[Records excerpted from a collection]
--- begin ---
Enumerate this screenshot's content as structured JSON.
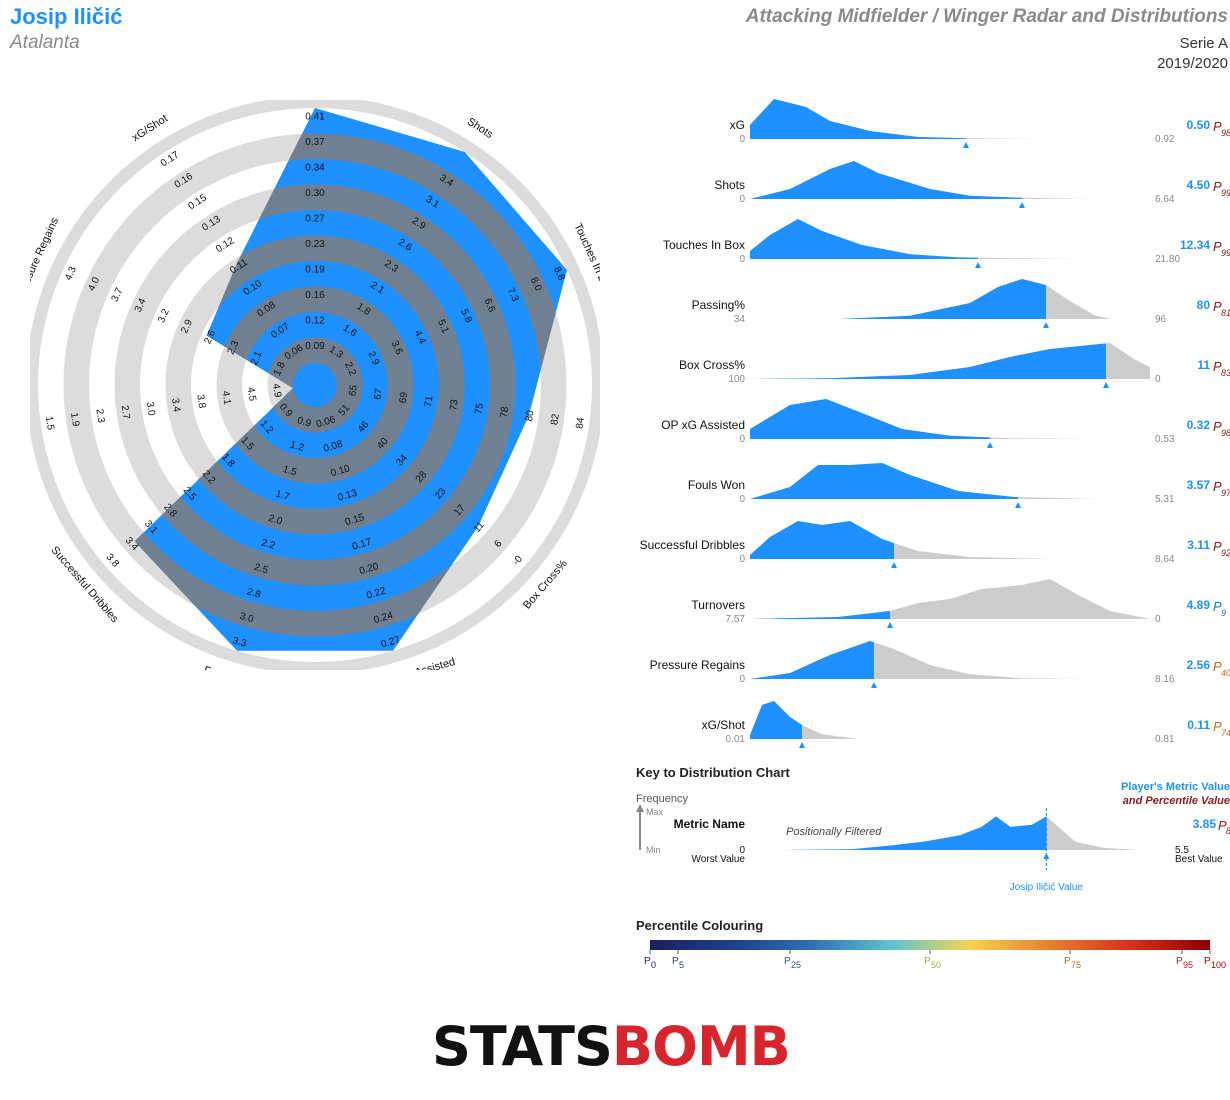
{
  "header": {
    "player": "Josip Iličić",
    "team": "Atalanta",
    "title": "Attacking Midfielder / Winger Radar and Distributions",
    "competition": "Serie A",
    "season": "2019/2020"
  },
  "colors": {
    "blue": "#1e90ff",
    "grey_ring": "#dcdcdc",
    "slate": "#708090",
    "dist_grey": "#cccccc",
    "percentile_red": "#8b1a1a",
    "percentile_orange": "#d2691e",
    "percentile_blue": "#1e73b0"
  },
  "chart_data": [
    {
      "type": "radar",
      "axes": [
        {
          "label": "xG",
          "ticks": [
            "0.09",
            "0.12",
            "0.16",
            "0.19",
            "0.23",
            "0.27",
            "0.30",
            "0.34",
            "0.37",
            "0.41"
          ],
          "value": 0.5
        },
        {
          "label": "Shots",
          "ticks": [
            "1.3",
            "1.6",
            "1.8",
            "2.1",
            "2.3",
            "2.6",
            "2.9",
            "3.1",
            "3.4"
          ],
          "value": 4.5
        },
        {
          "label": "Touches In Box",
          "ticks": [
            "2.2",
            "2.9",
            "3.6",
            "4.4",
            "5.1",
            "5.8",
            "6.6",
            "7.3",
            "8.0",
            "8.8"
          ],
          "value": 12.34
        },
        {
          "label": "Passing%",
          "ticks": [
            "65",
            "67",
            "69",
            "71",
            "73",
            "75",
            "78",
            "80",
            "82",
            "84"
          ],
          "value": 80
        },
        {
          "label": "Box Cross%",
          "ticks": [
            "51",
            "46",
            "40",
            "34",
            "28",
            "23",
            "17",
            "11",
            "6",
            "-0"
          ],
          "value": 11
        },
        {
          "label": "Open Play xG Assisted",
          "ticks": [
            "0.06",
            "0.08",
            "0.10",
            "0.13",
            "0.15",
            "0.17",
            "0.20",
            "0.22",
            "0.24",
            "0.27"
          ],
          "value": 0.32
        },
        {
          "label": "Fouls Won",
          "ticks": [
            "0.9",
            "1.2",
            "1.5",
            "1.7",
            "2.0",
            "2.2",
            "2.5",
            "2.8",
            "3.0",
            "3.3"
          ],
          "value": 3.57
        },
        {
          "label": "Successful Dribbles",
          "ticks": [
            "0.9",
            "1.2",
            "1.5",
            "1.8",
            "2.2",
            "2.5",
            "2.8",
            "3.1",
            "3.4",
            "3.8"
          ],
          "value": 3.11
        },
        {
          "label": "Turnovers",
          "ticks": [
            "4.9",
            "4.5",
            "4.1",
            "3.8",
            "3.4",
            "3.0",
            "2.7",
            "2.3",
            "1.9",
            "1.5"
          ],
          "value": 4.89
        },
        {
          "label": "Pressure Regains",
          "ticks": [
            "1.8",
            "2.1",
            "2.3",
            "2.6",
            "2.9",
            "3.2",
            "3.4",
            "3.7",
            "4.0",
            "4.3"
          ],
          "value": 2.56
        },
        {
          "label": "xG/Shot",
          "ticks": [
            "0.06",
            "0.07",
            "0.08",
            "0.10",
            "0.11",
            "0.12",
            "0.13",
            "0.15",
            "0.16",
            "0.17"
          ],
          "value": 0.11
        }
      ],
      "player_ring_fraction": [
        1.0,
        1.0,
        1.0,
        0.76,
        0.76,
        1.0,
        1.0,
        0.85,
        0.0,
        0.38,
        0.48
      ]
    },
    {
      "type": "distribution",
      "metrics": [
        {
          "label": "xG",
          "min": "0",
          "max": "0.92",
          "value": "0.50",
          "percentile": "98",
          "pcolor": "#8b1a1a",
          "value_frac": 0.54,
          "curve": [
            [
              0,
              0.35
            ],
            [
              0.06,
              1
            ],
            [
              0.14,
              0.8
            ],
            [
              0.2,
              0.45
            ],
            [
              0.3,
              0.2
            ],
            [
              0.42,
              0.05
            ],
            [
              0.55,
              0.02
            ],
            [
              0.72,
              0
            ]
          ]
        },
        {
          "label": "Shots",
          "min": "0",
          "max": "6.64",
          "value": "4.50",
          "percentile": "99",
          "pcolor": "#8b1a1a",
          "value_frac": 0.68,
          "curve": [
            [
              0,
              0
            ],
            [
              0.1,
              0.25
            ],
            [
              0.2,
              0.75
            ],
            [
              0.26,
              0.95
            ],
            [
              0.32,
              0.65
            ],
            [
              0.45,
              0.25
            ],
            [
              0.55,
              0.08
            ],
            [
              0.68,
              0.03
            ],
            [
              0.85,
              0
            ]
          ]
        },
        {
          "label": "Touches In Box",
          "min": "0",
          "max": "21.80",
          "value": "12.34",
          "percentile": "99",
          "pcolor": "#8b1a1a",
          "value_frac": 0.57,
          "curve": [
            [
              0,
              0.2
            ],
            [
              0.05,
              0.6
            ],
            [
              0.12,
              1
            ],
            [
              0.18,
              0.7
            ],
            [
              0.28,
              0.35
            ],
            [
              0.4,
              0.12
            ],
            [
              0.52,
              0.04
            ],
            [
              0.65,
              0.02
            ],
            [
              0.82,
              0
            ]
          ]
        },
        {
          "label": "Passing%",
          "min": "34",
          "value_frac_note": "",
          "max": "96",
          "value": "80",
          "percentile": "81",
          "pcolor": "#8b1a1a",
          "value_frac": 0.74,
          "curve": [
            [
              0.22,
              0
            ],
            [
              0.4,
              0.08
            ],
            [
              0.55,
              0.4
            ],
            [
              0.62,
              0.8
            ],
            [
              0.68,
              1
            ],
            [
              0.74,
              0.85
            ],
            [
              0.8,
              0.45
            ],
            [
              0.86,
              0.1
            ],
            [
              0.9,
              0
            ]
          ]
        },
        {
          "label": "Box Cross%",
          "min": "100",
          "max": "0",
          "value": "11",
          "percentile": "83",
          "pcolor": "#8b1a1a",
          "value_frac": 0.89,
          "curve": [
            [
              0,
              0
            ],
            [
              0.2,
              0.02
            ],
            [
              0.4,
              0.1
            ],
            [
              0.55,
              0.3
            ],
            [
              0.65,
              0.55
            ],
            [
              0.75,
              0.75
            ],
            [
              0.85,
              0.85
            ],
            [
              0.9,
              0.9
            ],
            [
              0.96,
              0.5
            ],
            [
              1,
              0.3
            ]
          ]
        },
        {
          "label": "OP xG Assisted",
          "min": "0",
          "max": "0.53",
          "value": "0.32",
          "percentile": "98",
          "pcolor": "#8b1a1a",
          "value_frac": 0.6,
          "curve": [
            [
              0,
              0.25
            ],
            [
              0.1,
              0.85
            ],
            [
              0.19,
              1
            ],
            [
              0.28,
              0.65
            ],
            [
              0.38,
              0.25
            ],
            [
              0.5,
              0.08
            ],
            [
              0.65,
              0.02
            ],
            [
              0.85,
              0
            ]
          ]
        },
        {
          "label": "Fouls Won",
          "min": "0",
          "max": "5.31",
          "value": "3.57",
          "percentile": "97",
          "pcolor": "#8b1a1a",
          "value_frac": 0.67,
          "curve": [
            [
              0,
              0
            ],
            [
              0.1,
              0.3
            ],
            [
              0.17,
              0.85
            ],
            [
              0.25,
              0.85
            ],
            [
              0.33,
              0.9
            ],
            [
              0.4,
              0.6
            ],
            [
              0.52,
              0.2
            ],
            [
              0.66,
              0.05
            ],
            [
              0.87,
              0
            ]
          ]
        },
        {
          "label": "Successful Dribbles",
          "min": "0",
          "max": "8.64",
          "value": "3.11",
          "percentile": "92",
          "pcolor": "#8b1a1a",
          "value_frac": 0.36,
          "curve": [
            [
              0,
              0.1
            ],
            [
              0.05,
              0.55
            ],
            [
              0.12,
              0.95
            ],
            [
              0.18,
              0.85
            ],
            [
              0.25,
              0.95
            ],
            [
              0.33,
              0.5
            ],
            [
              0.42,
              0.2
            ],
            [
              0.55,
              0.05
            ],
            [
              0.75,
              0
            ]
          ]
        },
        {
          "label": "Turnovers",
          "min": "7.57",
          "max": "0",
          "value": "4.89",
          "percentile": "9",
          "pcolor": "#1e73b0",
          "value_frac": 0.35,
          "curve": [
            [
              0,
              0
            ],
            [
              0.22,
              0.05
            ],
            [
              0.35,
              0.2
            ],
            [
              0.42,
              0.4
            ],
            [
              0.5,
              0.5
            ],
            [
              0.58,
              0.75
            ],
            [
              0.68,
              0.85
            ],
            [
              0.75,
              1
            ],
            [
              0.82,
              0.6
            ],
            [
              0.9,
              0.2
            ],
            [
              1,
              0
            ]
          ]
        },
        {
          "label": "Pressure Regains",
          "min": "0",
          "max": "8.16",
          "value": "2.56",
          "percentile": "40",
          "pcolor": "#d2691e",
          "value_frac": 0.31,
          "curve": [
            [
              0,
              0
            ],
            [
              0.1,
              0.15
            ],
            [
              0.2,
              0.6
            ],
            [
              0.3,
              0.95
            ],
            [
              0.36,
              0.75
            ],
            [
              0.45,
              0.35
            ],
            [
              0.55,
              0.12
            ],
            [
              0.68,
              0.02
            ],
            [
              0.85,
              0
            ]
          ]
        },
        {
          "label": "xG/Shot",
          "min": "0.01",
          "max": "0.81",
          "value": "0.11",
          "percentile": "74",
          "pcolor": "#d2691e",
          "value_frac": 0.13,
          "curve": [
            [
              0,
              0.1
            ],
            [
              0.03,
              0.85
            ],
            [
              0.06,
              0.95
            ],
            [
              0.1,
              0.55
            ],
            [
              0.13,
              0.35
            ],
            [
              0.18,
              0.12
            ],
            [
              0.27,
              0
            ]
          ]
        }
      ]
    }
  ],
  "key": {
    "title": "Key to Distribution Chart",
    "frequency": "Frequency",
    "max": "Max",
    "min": "Min",
    "metric_name": "Metric Name",
    "filtered": "Positionally Filtered",
    "worst_value": "Worst Value",
    "best_value": "Best Value",
    "zero": "0",
    "best": "5.5",
    "player_metric": "Player's Metric Value",
    "and_percentile": "and Percentile Value",
    "value": "3.85",
    "percentile": "82",
    "player_value_label": "Josip Iličić Value",
    "value_frac": 0.74,
    "curve": [
      [
        0,
        0
      ],
      [
        0.2,
        0.02
      ],
      [
        0.3,
        0.1
      ],
      [
        0.4,
        0.2
      ],
      [
        0.5,
        0.35
      ],
      [
        0.56,
        0.55
      ],
      [
        0.6,
        0.8
      ],
      [
        0.64,
        0.55
      ],
      [
        0.7,
        0.6
      ],
      [
        0.74,
        0.8
      ],
      [
        0.78,
        0.5
      ],
      [
        0.82,
        0.2
      ],
      [
        0.9,
        0.05
      ],
      [
        1,
        0
      ]
    ]
  },
  "percentile_scale": {
    "title": "Percentile Colouring",
    "labels": [
      "0",
      "5",
      "25",
      "50",
      "75",
      "95",
      "100"
    ],
    "stops": [
      0,
      5,
      25,
      50,
      75,
      95,
      100
    ],
    "colors": [
      "#1b1f5e",
      "#1e3e8c",
      "#2e6fb5",
      "#5cc3cf",
      "#f5d44f",
      "#e8802e",
      "#d8301c",
      "#8b0000"
    ]
  },
  "logo": {
    "part1": "STATS",
    "part2": "BOMB"
  }
}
--- end ---
Which lines contain "title"? Copy each of them out.

*Task response:*
    "title": "Attacking Midfielder / Winger Radar and Distributions",
    "title": "Key to Distribution Chart",
    "title": "Percentile Colouring",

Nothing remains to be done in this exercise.